Dataset items
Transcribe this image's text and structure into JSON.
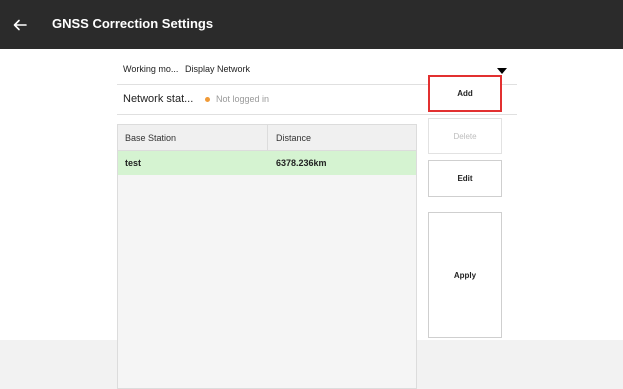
{
  "header": {
    "title": "GNSS Correction Settings",
    "back_icon": "arrow-left-icon"
  },
  "settings": {
    "working_mode_label": "Working mo...",
    "working_mode_value": "Display Network",
    "network_status_label": "Network stat...",
    "network_status_value": "Not logged in",
    "status_color": "#f09a37"
  },
  "table": {
    "columns": [
      "Base Station",
      "Distance"
    ],
    "rows": [
      {
        "base_station": "test",
        "distance": "6378.236km",
        "selected": true
      }
    ]
  },
  "actions": {
    "add": "Add",
    "delete": "Delete",
    "edit": "Edit",
    "apply": "Apply"
  },
  "colors": {
    "header_bg": "#2b2b2b",
    "selected_row": "#d5f3d1",
    "highlight_border": "#e23030"
  }
}
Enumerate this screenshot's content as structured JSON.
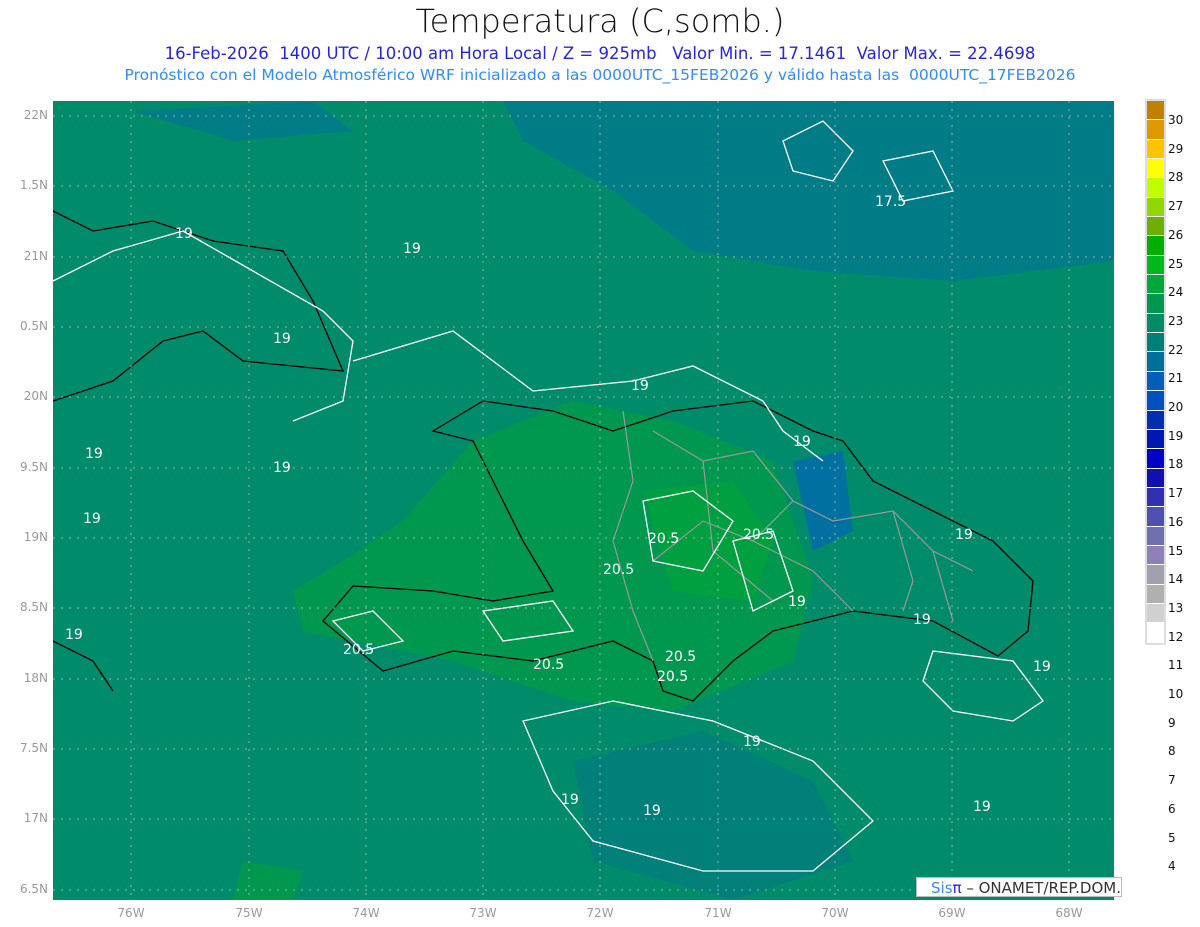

- [WHAT NEEDS TO BE DONE]
Output the entries above exactly, without their pictures.

- [SOLUTION FOR THIS TASK]
Transcribe this image's text and structure into JSON.
{
  "header": {
    "title": "GNSS Correction Settings",
    "back_icon": "arrow-left-icon"
  },
  "settings": {
    "working_mode_label": "Working mo...",
    "working_mode_value": "Display Network",
    "network_status_label": "Network stat...",
    "network_status_value": "Not logged in",
    "status_color": "#f09a37"
  },
  "table": {
    "columns": [
      "Base Station",
      "Distance"
    ],
    "rows": [
      {
        "base_station": "test",
        "distance": "6378.236km",
        "selected": true
      }
    ]
  },
  "actions": {
    "add": "Add",
    "delete": "Delete",
    "edit": "Edit",
    "apply": "Apply"
  },
  "colors": {
    "header_bg": "#2b2b2b",
    "selected_row": "#d5f3d1",
    "highlight_border": "#e23030"
  }
}
Enumerate this screenshot's content as structured JSON.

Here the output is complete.